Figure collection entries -
────

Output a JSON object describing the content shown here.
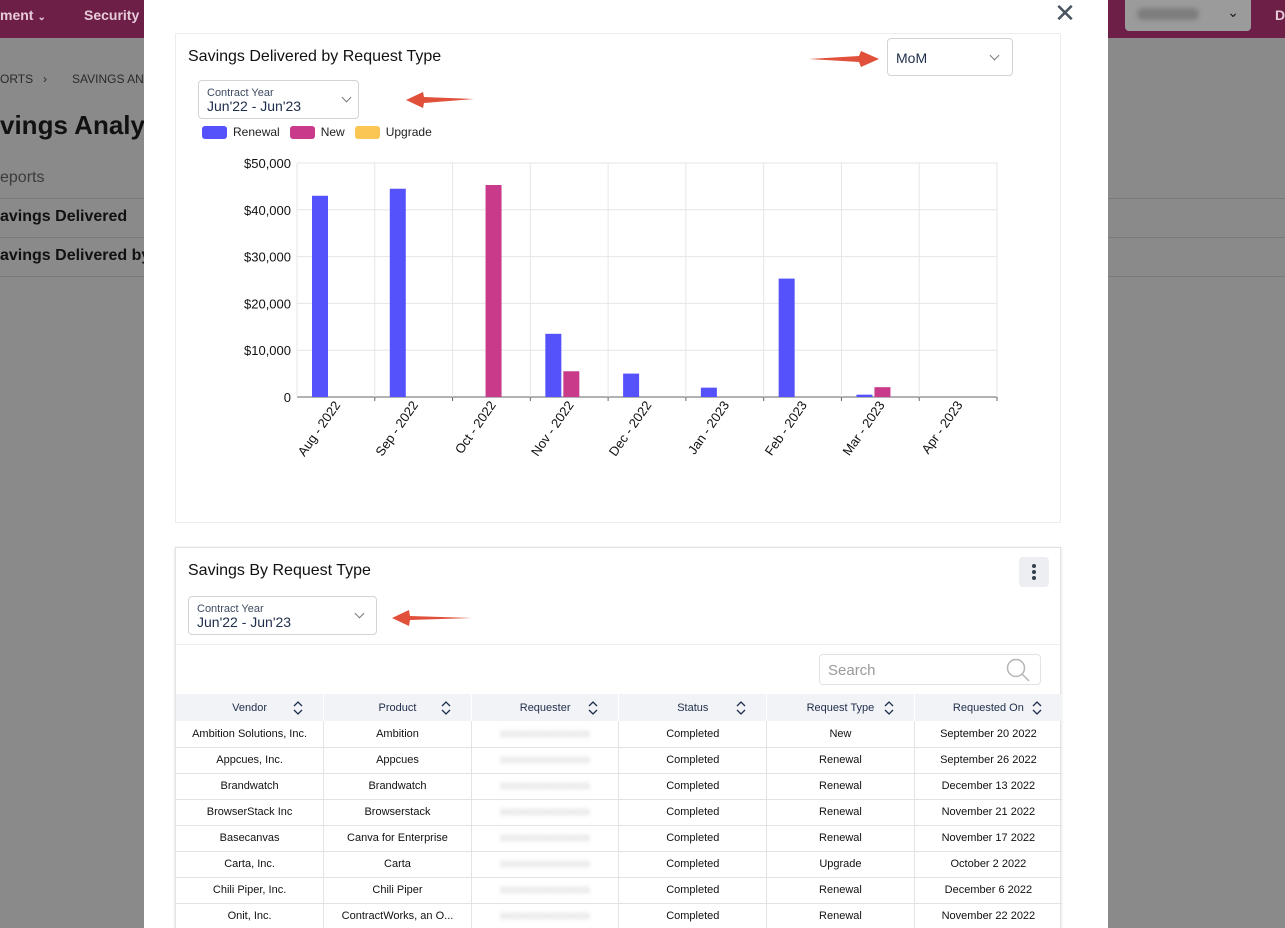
{
  "background": {
    "nav": [
      "ment",
      "Security"
    ],
    "edge_label": "D",
    "breadcrumb": [
      "ORTS",
      "SAVINGS ANA"
    ],
    "page_title": "vings Analysis",
    "rows": [
      "eports",
      "avings Delivered",
      "avings Delivered by"
    ]
  },
  "modal": {
    "close_label": "✕",
    "chart_card": {
      "title": "Savings Delivered by Request Type",
      "period_select": {
        "value": "MoM"
      },
      "year_select": {
        "caption": "Contract Year",
        "value": "Jun'22 - Jun'23"
      }
    },
    "table_card": {
      "title": "Savings By Request Type",
      "year_select": {
        "caption": "Contract Year",
        "value": "Jun'22 - Jun'23"
      },
      "search": {
        "placeholder": "Search"
      },
      "columns": [
        "Vendor",
        "Product",
        "Requester",
        "Status",
        "Request Type",
        "Requested On"
      ],
      "rows": [
        [
          "Ambition Solutions, Inc.",
          "Ambition",
          "(redacted)",
          "Completed",
          "New",
          "September 20 2022"
        ],
        [
          "Appcues, Inc.",
          "Appcues",
          "(redacted)",
          "Completed",
          "Renewal",
          "September 26 2022"
        ],
        [
          "Brandwatch",
          "Brandwatch",
          "(redacted)",
          "Completed",
          "Renewal",
          "December 13 2022"
        ],
        [
          "BrowserStack Inc",
          "Browserstack",
          "(redacted)",
          "Completed",
          "Renewal",
          "November 21 2022"
        ],
        [
          "Basecanvas",
          "Canva for Enterprise",
          "(redacted)",
          "Completed",
          "Renewal",
          "November 17 2022"
        ],
        [
          "Carta, Inc.",
          "Carta",
          "(redacted)",
          "Completed",
          "Upgrade",
          "October 2 2022"
        ],
        [
          "Chili Piper, Inc.",
          "Chili Piper",
          "(redacted)",
          "Completed",
          "Renewal",
          "December 6 2022"
        ],
        [
          "Onit, Inc.",
          "ContractWorks, an O...",
          "(redacted)",
          "Completed",
          "Renewal",
          "November 22 2022"
        ]
      ]
    }
  },
  "colors": {
    "renewal": "#5551fb",
    "new": "#c93a8a",
    "upgrade": "#fcc654",
    "arrow": "#e0503a",
    "topbar": "#6d1f48"
  },
  "chart_data": {
    "type": "bar",
    "title": "Savings Delivered by Request Type",
    "categories": [
      "Aug - 2022",
      "Sep - 2022",
      "Oct - 2022",
      "Nov - 2022",
      "Dec - 2022",
      "Jan - 2023",
      "Feb - 2023",
      "Mar - 2023",
      "Apr - 2023"
    ],
    "series": [
      {
        "name": "Renewal",
        "values": [
          43000,
          44500,
          0,
          13500,
          5000,
          2000,
          25300,
          500,
          0
        ]
      },
      {
        "name": "New",
        "values": [
          0,
          0,
          45300,
          5500,
          0,
          0,
          0,
          2100,
          0
        ]
      },
      {
        "name": "Upgrade",
        "values": [
          0,
          0,
          0,
          0,
          0,
          0,
          0,
          0,
          0
        ]
      }
    ],
    "yticks": [
      "$50,000",
      "$40,000",
      "$30,000",
      "$20,000",
      "$10,000",
      "0"
    ],
    "ylim": [
      0,
      50000
    ],
    "grid": true,
    "legend": "top-left"
  }
}
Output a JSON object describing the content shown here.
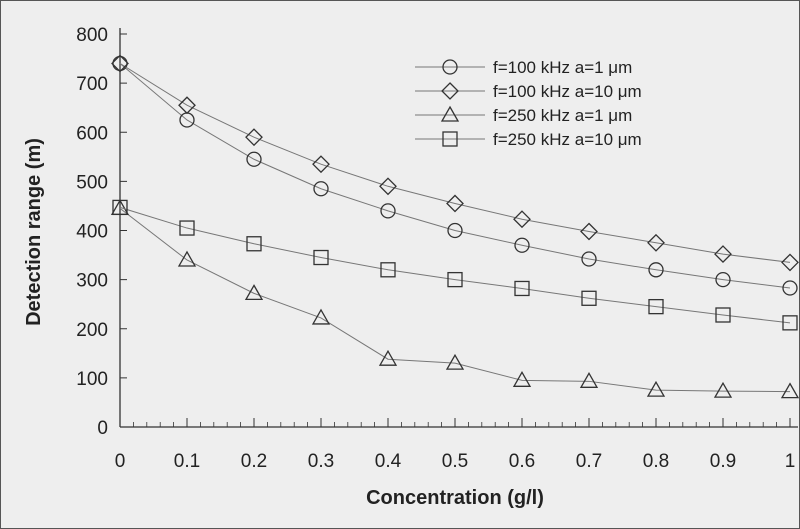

────

WHAT YOU HAVE TO DO - State, as a bare number, how many lines of the listing hold the word "Delivered".

TASK RESPONSE - 4